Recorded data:

----

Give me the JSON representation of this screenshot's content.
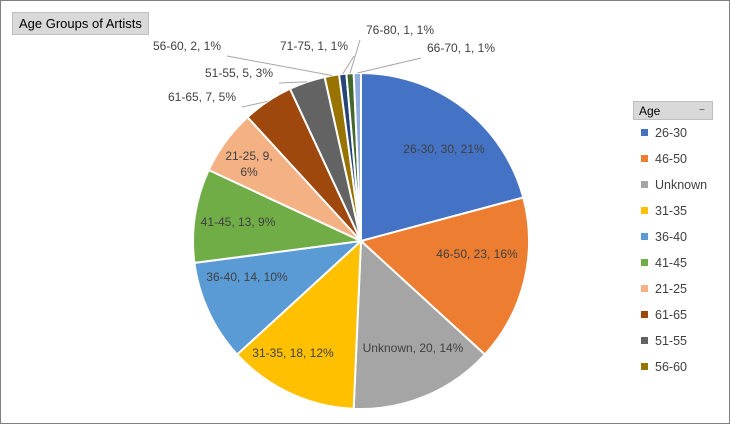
{
  "title": "Age Groups of Artists",
  "legend_title": "Age",
  "legend_dropdown_icon": "dropdown-arrow-icon",
  "chart_data": {
    "type": "pie",
    "title": "Age Groups of Artists",
    "legend_placement": "right",
    "slices": [
      {
        "label": "26-30",
        "value": 30,
        "percent": "21%",
        "color": "#4472c4",
        "text": "26-30, 30, 21%"
      },
      {
        "label": "46-50",
        "value": 23,
        "percent": "16%",
        "color": "#ed7d31",
        "text": "46-50, 23, 16%"
      },
      {
        "label": "Unknown",
        "value": 20,
        "percent": "14%",
        "color": "#a5a5a5",
        "text": "Unknown, 20, 14%"
      },
      {
        "label": "31-35",
        "value": 18,
        "percent": "12%",
        "color": "#ffc000",
        "text": "31-35, 18, 12%"
      },
      {
        "label": "36-40",
        "value": 14,
        "percent": "10%",
        "color": "#5b9bd5",
        "text": "36-40, 14, 10%"
      },
      {
        "label": "41-45",
        "value": 13,
        "percent": "9%",
        "color": "#70ad47",
        "text": "41-45, 13, 9%"
      },
      {
        "label": "21-25",
        "value": 9,
        "percent": "6%",
        "color": "#f4b183",
        "text": "21-25, 9, 6%"
      },
      {
        "label": "61-65",
        "value": 7,
        "percent": "5%",
        "color": "#9e480e",
        "text": "61-65, 7, 5%"
      },
      {
        "label": "51-55",
        "value": 5,
        "percent": "3%",
        "color": "#636363",
        "text": "51-55, 5, 3%"
      },
      {
        "label": "56-60",
        "value": 2,
        "percent": "1%",
        "color": "#997300",
        "text": "56-60, 2, 1%"
      },
      {
        "label": "71-75",
        "value": 1,
        "percent": "1%",
        "color": "#264478",
        "text": "71-75, 1, 1%"
      },
      {
        "label": "76-80",
        "value": 1,
        "percent": "1%",
        "color": "#43682b",
        "text": "76-80, 1, 1%"
      },
      {
        "label": "66-70",
        "value": 1,
        "percent": "1%",
        "color": "#8faadc",
        "text": "66-70, 1, 1%"
      }
    ],
    "legend_entries": [
      "26-30",
      "46-50",
      "Unknown",
      "31-35",
      "36-40",
      "41-45",
      "21-25",
      "61-65",
      "51-55",
      "56-60"
    ]
  }
}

----

### GIVEN TASK
Using the material above, gather every line that includes "Artists".

### COMPLETE OUTPUT
  "title": "Age Groups of Artists",
    "title": "Age Groups of Artists",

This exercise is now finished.